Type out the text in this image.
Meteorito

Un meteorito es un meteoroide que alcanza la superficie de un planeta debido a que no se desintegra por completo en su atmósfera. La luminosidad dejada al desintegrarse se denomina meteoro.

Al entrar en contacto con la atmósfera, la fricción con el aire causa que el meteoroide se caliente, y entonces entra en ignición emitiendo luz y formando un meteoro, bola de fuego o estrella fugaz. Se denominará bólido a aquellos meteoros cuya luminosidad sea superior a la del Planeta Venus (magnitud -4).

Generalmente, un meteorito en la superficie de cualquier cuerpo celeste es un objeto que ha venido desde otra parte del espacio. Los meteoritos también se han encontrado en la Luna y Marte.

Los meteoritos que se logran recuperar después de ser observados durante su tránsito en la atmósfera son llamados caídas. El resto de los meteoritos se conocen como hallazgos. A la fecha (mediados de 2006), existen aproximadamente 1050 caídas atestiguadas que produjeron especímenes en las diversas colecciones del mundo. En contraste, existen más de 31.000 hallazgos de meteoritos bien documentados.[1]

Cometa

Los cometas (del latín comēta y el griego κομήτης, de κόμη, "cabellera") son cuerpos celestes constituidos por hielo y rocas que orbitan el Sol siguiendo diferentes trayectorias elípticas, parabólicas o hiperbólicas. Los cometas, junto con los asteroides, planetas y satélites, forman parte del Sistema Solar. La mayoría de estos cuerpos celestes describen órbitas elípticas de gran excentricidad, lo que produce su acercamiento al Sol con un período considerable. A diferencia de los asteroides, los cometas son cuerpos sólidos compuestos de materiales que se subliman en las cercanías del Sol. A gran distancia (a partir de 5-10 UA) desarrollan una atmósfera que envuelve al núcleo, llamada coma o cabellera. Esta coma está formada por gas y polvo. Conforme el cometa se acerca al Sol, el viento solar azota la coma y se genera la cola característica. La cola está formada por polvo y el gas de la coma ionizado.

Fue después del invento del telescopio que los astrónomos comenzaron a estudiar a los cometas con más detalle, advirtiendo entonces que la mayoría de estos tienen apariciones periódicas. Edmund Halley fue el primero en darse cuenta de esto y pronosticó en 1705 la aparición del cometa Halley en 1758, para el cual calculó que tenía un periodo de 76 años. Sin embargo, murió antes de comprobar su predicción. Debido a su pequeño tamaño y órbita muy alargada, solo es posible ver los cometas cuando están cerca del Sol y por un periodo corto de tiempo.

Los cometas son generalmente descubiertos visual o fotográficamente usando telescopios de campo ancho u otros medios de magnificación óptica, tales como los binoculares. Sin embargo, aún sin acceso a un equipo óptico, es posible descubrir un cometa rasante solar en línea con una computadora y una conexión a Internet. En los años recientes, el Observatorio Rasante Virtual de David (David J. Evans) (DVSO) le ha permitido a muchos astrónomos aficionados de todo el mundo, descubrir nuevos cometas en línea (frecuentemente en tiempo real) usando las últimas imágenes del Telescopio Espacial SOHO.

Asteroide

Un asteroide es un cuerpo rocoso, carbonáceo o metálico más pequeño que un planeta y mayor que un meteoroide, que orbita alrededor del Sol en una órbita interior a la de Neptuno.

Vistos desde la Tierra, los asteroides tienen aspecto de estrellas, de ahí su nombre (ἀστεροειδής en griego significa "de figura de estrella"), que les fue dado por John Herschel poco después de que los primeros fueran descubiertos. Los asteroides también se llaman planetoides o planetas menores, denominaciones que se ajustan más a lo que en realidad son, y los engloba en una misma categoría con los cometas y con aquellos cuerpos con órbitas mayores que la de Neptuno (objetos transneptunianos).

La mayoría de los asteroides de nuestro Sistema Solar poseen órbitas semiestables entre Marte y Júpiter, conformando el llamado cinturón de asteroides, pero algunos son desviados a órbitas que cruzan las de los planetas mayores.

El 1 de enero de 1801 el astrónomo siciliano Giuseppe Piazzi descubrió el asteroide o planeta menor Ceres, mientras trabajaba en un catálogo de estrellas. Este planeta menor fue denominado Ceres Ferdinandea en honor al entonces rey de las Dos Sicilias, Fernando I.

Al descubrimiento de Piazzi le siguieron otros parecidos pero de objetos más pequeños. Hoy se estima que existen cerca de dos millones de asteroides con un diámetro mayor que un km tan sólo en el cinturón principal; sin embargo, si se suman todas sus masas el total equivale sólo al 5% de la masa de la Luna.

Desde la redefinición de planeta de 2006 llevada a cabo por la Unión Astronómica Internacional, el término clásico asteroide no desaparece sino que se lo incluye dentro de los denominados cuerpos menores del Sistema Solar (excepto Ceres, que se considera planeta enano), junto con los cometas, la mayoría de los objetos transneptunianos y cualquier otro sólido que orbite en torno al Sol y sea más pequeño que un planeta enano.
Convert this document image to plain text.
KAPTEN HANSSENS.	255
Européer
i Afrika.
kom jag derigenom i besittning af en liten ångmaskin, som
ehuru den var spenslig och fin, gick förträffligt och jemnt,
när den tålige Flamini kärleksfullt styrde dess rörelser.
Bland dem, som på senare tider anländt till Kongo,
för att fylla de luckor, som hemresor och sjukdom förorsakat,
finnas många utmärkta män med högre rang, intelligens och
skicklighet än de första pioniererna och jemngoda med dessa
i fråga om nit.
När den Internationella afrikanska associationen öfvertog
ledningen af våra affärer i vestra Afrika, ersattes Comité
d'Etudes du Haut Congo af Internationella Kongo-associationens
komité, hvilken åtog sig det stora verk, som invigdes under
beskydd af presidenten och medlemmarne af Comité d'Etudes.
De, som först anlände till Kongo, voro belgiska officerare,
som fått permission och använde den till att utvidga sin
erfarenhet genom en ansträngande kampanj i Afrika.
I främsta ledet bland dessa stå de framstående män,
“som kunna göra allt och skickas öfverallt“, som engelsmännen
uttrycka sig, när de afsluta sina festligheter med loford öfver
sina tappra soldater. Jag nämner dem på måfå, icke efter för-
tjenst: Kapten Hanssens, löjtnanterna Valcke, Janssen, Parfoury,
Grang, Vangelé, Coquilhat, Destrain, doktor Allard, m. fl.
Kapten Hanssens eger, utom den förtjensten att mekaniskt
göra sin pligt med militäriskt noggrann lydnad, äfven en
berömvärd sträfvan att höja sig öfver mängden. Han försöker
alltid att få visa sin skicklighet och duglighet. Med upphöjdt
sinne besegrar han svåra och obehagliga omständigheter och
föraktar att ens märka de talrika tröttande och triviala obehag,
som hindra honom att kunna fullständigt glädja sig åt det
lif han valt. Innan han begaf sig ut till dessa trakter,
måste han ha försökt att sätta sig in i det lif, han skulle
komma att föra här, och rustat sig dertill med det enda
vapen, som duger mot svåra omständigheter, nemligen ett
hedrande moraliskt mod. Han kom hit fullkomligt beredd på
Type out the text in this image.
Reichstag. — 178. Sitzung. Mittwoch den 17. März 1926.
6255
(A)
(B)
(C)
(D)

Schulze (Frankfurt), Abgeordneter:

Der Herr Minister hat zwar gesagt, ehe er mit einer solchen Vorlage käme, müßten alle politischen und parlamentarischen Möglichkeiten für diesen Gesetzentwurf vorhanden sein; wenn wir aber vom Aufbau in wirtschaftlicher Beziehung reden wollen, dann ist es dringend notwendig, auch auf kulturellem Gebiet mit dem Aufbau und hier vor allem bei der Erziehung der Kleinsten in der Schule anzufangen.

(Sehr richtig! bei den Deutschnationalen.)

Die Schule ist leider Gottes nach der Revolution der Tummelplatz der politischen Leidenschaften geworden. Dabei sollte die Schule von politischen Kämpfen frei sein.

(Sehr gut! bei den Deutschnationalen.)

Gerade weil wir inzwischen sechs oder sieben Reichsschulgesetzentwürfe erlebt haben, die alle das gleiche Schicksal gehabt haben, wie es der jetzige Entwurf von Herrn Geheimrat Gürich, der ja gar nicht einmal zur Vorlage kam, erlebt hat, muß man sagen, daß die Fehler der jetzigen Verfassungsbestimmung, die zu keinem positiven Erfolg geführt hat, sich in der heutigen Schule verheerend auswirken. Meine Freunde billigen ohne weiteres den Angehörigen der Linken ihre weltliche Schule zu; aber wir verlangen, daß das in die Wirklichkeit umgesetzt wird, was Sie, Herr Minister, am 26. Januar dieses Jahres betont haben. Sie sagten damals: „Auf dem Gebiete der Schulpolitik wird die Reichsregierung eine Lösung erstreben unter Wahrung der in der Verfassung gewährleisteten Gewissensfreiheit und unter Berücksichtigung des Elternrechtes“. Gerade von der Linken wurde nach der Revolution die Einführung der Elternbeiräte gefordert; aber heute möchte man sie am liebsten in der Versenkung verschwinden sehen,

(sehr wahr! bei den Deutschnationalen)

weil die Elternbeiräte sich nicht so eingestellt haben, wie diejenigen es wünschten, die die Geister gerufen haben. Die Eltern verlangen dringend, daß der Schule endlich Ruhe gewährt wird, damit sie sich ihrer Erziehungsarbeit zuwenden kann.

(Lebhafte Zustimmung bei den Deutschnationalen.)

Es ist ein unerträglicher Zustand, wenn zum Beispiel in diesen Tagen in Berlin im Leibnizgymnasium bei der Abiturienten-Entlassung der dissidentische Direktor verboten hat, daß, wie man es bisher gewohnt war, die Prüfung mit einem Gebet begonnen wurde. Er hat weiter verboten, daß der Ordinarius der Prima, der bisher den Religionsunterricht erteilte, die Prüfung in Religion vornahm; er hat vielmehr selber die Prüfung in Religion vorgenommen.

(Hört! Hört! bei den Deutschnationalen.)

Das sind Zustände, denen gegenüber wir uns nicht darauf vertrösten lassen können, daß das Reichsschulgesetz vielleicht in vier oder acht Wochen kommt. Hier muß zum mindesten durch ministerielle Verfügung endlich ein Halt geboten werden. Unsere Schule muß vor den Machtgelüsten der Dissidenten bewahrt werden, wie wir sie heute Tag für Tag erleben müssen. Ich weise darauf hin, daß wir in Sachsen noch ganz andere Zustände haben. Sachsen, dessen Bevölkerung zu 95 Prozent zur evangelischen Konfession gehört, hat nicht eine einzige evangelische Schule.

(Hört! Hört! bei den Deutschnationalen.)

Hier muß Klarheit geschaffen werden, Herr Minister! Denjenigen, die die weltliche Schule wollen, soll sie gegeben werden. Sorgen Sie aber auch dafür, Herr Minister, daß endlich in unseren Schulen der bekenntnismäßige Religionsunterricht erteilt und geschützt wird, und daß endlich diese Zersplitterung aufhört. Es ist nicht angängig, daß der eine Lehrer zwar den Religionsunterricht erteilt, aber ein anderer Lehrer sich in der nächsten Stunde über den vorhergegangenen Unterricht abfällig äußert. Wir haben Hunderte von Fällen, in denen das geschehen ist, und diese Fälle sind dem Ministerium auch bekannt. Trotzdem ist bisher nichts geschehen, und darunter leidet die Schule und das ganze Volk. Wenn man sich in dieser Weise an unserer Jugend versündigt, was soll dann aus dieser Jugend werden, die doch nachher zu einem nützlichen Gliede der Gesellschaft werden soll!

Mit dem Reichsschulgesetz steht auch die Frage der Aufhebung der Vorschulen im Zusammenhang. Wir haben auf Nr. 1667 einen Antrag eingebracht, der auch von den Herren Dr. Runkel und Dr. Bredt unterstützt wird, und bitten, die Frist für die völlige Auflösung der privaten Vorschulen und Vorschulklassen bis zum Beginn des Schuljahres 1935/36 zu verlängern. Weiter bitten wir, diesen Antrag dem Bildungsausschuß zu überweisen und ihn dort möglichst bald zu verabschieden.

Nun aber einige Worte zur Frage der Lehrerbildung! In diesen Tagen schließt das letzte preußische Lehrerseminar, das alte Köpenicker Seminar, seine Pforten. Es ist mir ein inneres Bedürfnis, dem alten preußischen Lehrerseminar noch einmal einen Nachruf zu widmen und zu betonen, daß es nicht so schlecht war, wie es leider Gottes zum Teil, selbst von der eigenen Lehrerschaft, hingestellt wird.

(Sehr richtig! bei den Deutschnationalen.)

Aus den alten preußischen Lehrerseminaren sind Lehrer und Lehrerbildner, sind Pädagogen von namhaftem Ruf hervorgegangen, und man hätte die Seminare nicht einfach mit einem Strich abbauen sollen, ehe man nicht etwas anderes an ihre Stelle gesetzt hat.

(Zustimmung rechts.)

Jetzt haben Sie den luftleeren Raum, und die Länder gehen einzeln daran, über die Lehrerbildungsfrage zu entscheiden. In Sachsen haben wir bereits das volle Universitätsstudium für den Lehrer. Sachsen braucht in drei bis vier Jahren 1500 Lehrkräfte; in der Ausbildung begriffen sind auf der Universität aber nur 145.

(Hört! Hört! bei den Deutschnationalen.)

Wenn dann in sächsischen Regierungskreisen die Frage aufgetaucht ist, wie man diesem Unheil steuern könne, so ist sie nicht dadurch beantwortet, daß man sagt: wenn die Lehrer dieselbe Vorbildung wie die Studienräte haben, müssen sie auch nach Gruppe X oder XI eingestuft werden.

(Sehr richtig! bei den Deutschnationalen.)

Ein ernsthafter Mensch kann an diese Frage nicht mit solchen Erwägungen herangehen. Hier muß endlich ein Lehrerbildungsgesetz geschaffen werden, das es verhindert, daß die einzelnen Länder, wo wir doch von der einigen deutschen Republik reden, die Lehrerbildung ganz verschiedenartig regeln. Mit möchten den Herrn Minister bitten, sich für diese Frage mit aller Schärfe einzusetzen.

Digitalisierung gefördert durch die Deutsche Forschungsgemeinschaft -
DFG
○ ○ ○ ○ ○
TASK OBJECTIVE.
Above are the records. Identify each line that contains the word "meteoritos".

RESULT OF THIS TASK.
Generalmente, un meteorito en la superficie de cualquier cuerpo celeste es un objeto que ha venido desde otra parte del espacio. Los meteoritos también se han encontrado en la Luna y Marte.
Los meteoritos que se logran recuperar después de ser observados durante su tránsito en la atmósfera son llamados caídas. El resto de los meteoritos se conocen como hallazgos. A la fecha (mediados de 2006), existen aproximadamente 1050 caídas atestiguadas que produjeron especímenes en las diversas colecciones del mundo. En contraste, existen más de 31.000 hallazgos de meteoritos bien documentados.[1]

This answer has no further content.